Copy the records below exactly, leaving out every picture.

## begin SOURCE MATERIAL

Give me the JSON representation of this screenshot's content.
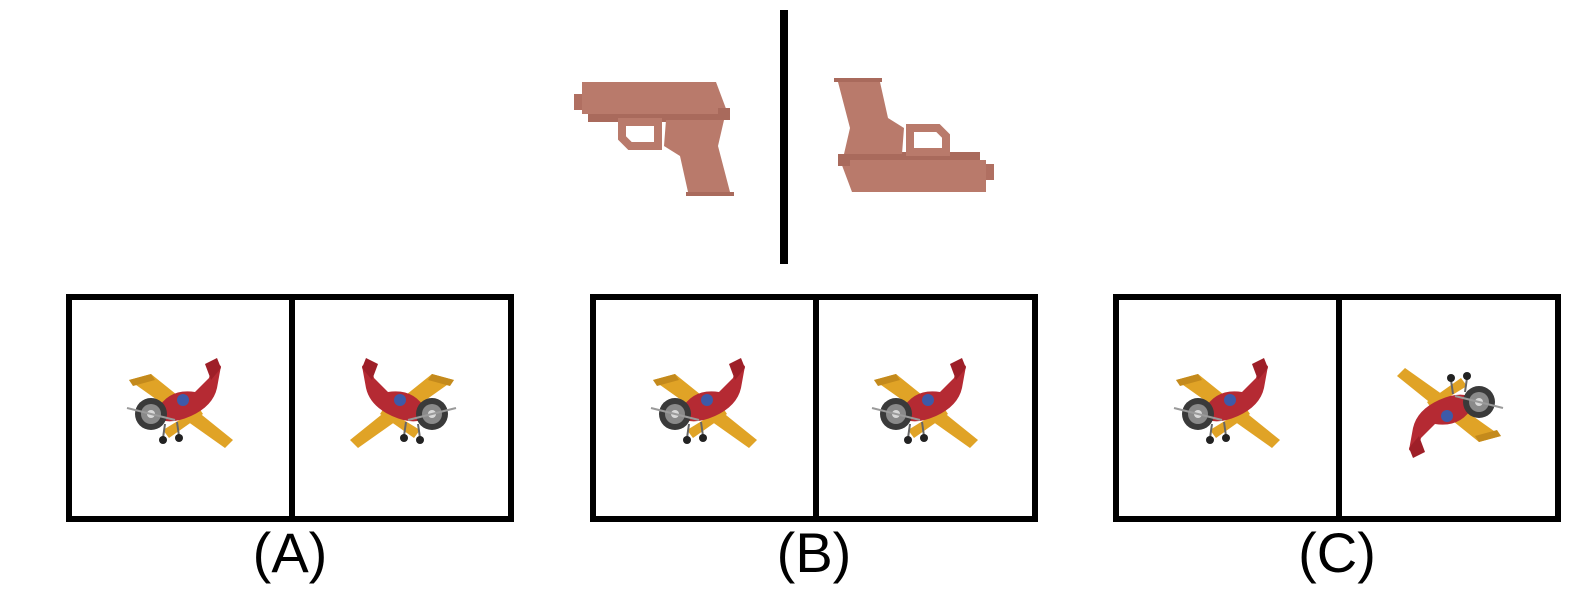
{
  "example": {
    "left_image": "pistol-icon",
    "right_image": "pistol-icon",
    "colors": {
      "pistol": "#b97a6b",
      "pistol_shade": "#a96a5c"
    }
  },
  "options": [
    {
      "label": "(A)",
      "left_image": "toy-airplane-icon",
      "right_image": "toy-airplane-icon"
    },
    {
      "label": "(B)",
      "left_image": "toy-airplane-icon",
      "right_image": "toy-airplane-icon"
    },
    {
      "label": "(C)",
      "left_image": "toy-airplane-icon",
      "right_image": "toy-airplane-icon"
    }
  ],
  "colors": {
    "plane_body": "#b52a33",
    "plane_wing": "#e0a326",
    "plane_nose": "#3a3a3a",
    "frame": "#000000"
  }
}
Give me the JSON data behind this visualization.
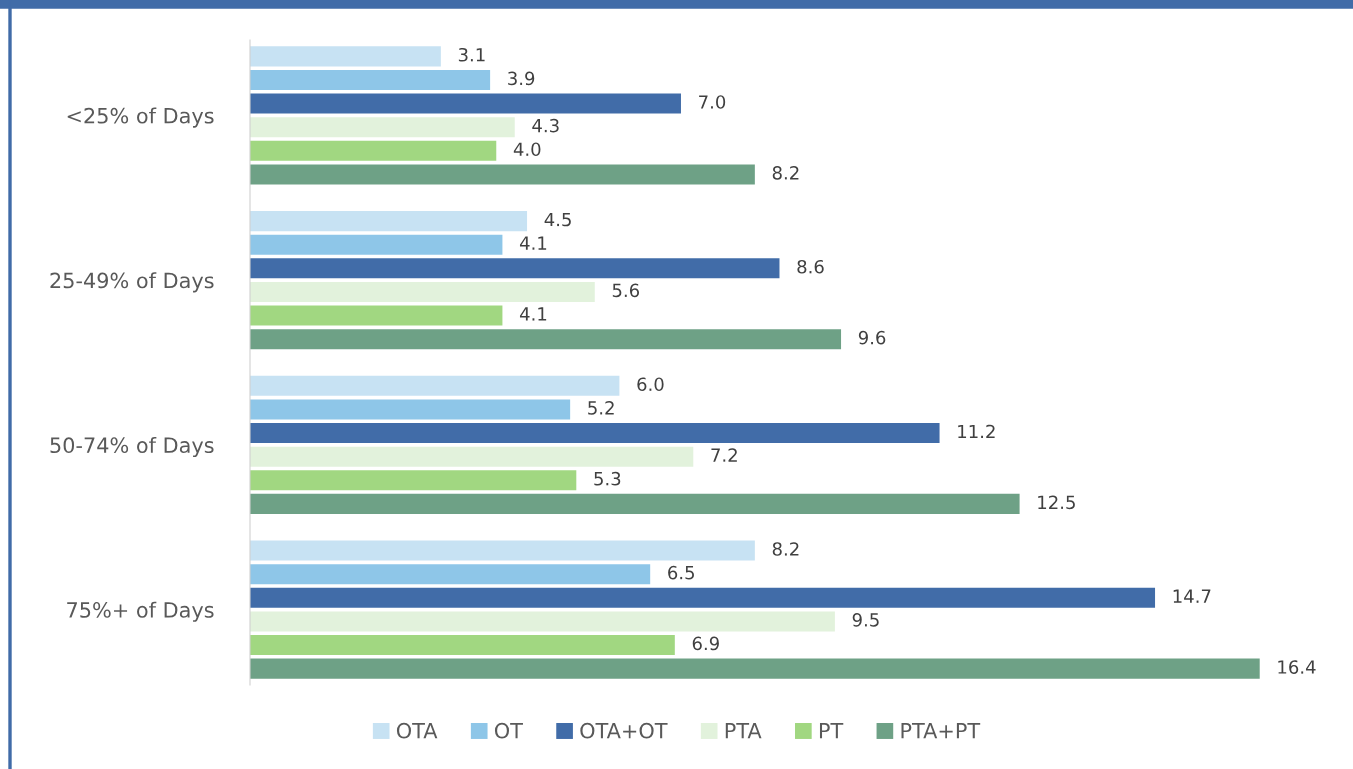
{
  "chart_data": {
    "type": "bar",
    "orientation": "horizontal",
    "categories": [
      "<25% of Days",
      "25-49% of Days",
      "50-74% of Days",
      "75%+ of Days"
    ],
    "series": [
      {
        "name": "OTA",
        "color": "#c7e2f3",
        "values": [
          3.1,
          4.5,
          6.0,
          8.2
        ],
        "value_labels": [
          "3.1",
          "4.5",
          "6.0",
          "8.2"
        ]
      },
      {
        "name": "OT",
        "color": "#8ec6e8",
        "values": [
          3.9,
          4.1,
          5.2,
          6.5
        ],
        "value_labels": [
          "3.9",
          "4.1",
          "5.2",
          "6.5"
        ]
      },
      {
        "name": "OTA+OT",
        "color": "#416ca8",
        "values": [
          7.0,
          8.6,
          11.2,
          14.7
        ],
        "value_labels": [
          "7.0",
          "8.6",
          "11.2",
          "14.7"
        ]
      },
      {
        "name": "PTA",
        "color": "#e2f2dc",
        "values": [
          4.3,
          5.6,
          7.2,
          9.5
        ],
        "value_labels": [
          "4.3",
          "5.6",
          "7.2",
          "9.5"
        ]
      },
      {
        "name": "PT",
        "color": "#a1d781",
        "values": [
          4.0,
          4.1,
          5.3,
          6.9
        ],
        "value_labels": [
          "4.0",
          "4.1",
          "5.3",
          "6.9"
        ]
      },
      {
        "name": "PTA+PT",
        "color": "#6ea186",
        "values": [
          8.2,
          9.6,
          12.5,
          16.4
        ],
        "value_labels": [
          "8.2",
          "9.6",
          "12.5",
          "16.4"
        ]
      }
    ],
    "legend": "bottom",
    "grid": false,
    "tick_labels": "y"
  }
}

## end SOURCE MATERIAL

[EXPECTED ANSWER]:
Give me the JSON representation of this screenshot's content.
{
  "example": {
    "left_image": "pistol-icon",
    "right_image": "pistol-icon",
    "colors": {
      "pistol": "#b97a6b",
      "pistol_shade": "#a96a5c"
    }
  },
  "options": [
    {
      "label": "(A)",
      "left_image": "toy-airplane-icon",
      "right_image": "toy-airplane-icon"
    },
    {
      "label": "(B)",
      "left_image": "toy-airplane-icon",
      "right_image": "toy-airplane-icon"
    },
    {
      "label": "(C)",
      "left_image": "toy-airplane-icon",
      "right_image": "toy-airplane-icon"
    }
  ],
  "colors": {
    "plane_body": "#b52a33",
    "plane_wing": "#e0a326",
    "plane_nose": "#3a3a3a",
    "frame": "#000000"
  }
}
Give me the JSON data behind this visualization.
{
  "chart_data": {
    "type": "bar",
    "orientation": "horizontal",
    "categories": [
      "<25% of Days",
      "25-49% of Days",
      "50-74% of Days",
      "75%+ of Days"
    ],
    "series": [
      {
        "name": "OTA",
        "color": "#c7e2f3",
        "values": [
          3.1,
          4.5,
          6.0,
          8.2
        ],
        "value_labels": [
          "3.1",
          "4.5",
          "6.0",
          "8.2"
        ]
      },
      {
        "name": "OT",
        "color": "#8ec6e8",
        "values": [
          3.9,
          4.1,
          5.2,
          6.5
        ],
        "value_labels": [
          "3.9",
          "4.1",
          "5.2",
          "6.5"
        ]
      },
      {
        "name": "OTA+OT",
        "color": "#416ca8",
        "values": [
          7.0,
          8.6,
          11.2,
          14.7
        ],
        "value_labels": [
          "7.0",
          "8.6",
          "11.2",
          "14.7"
        ]
      },
      {
        "name": "PTA",
        "color": "#e2f2dc",
        "values": [
          4.3,
          5.6,
          7.2,
          9.5
        ],
        "value_labels": [
          "4.3",
          "5.6",
          "7.2",
          "9.5"
        ]
      },
      {
        "name": "PT",
        "color": "#a1d781",
        "values": [
          4.0,
          4.1,
          5.3,
          6.9
        ],
        "value_labels": [
          "4.0",
          "4.1",
          "5.3",
          "6.9"
        ]
      },
      {
        "name": "PTA+PT",
        "color": "#6ea186",
        "values": [
          8.2,
          9.6,
          12.5,
          16.4
        ],
        "value_labels": [
          "8.2",
          "9.6",
          "12.5",
          "16.4"
        ]
      }
    ],
    "legend": "bottom",
    "grid": false,
    "tick_labels": "y"
  }
}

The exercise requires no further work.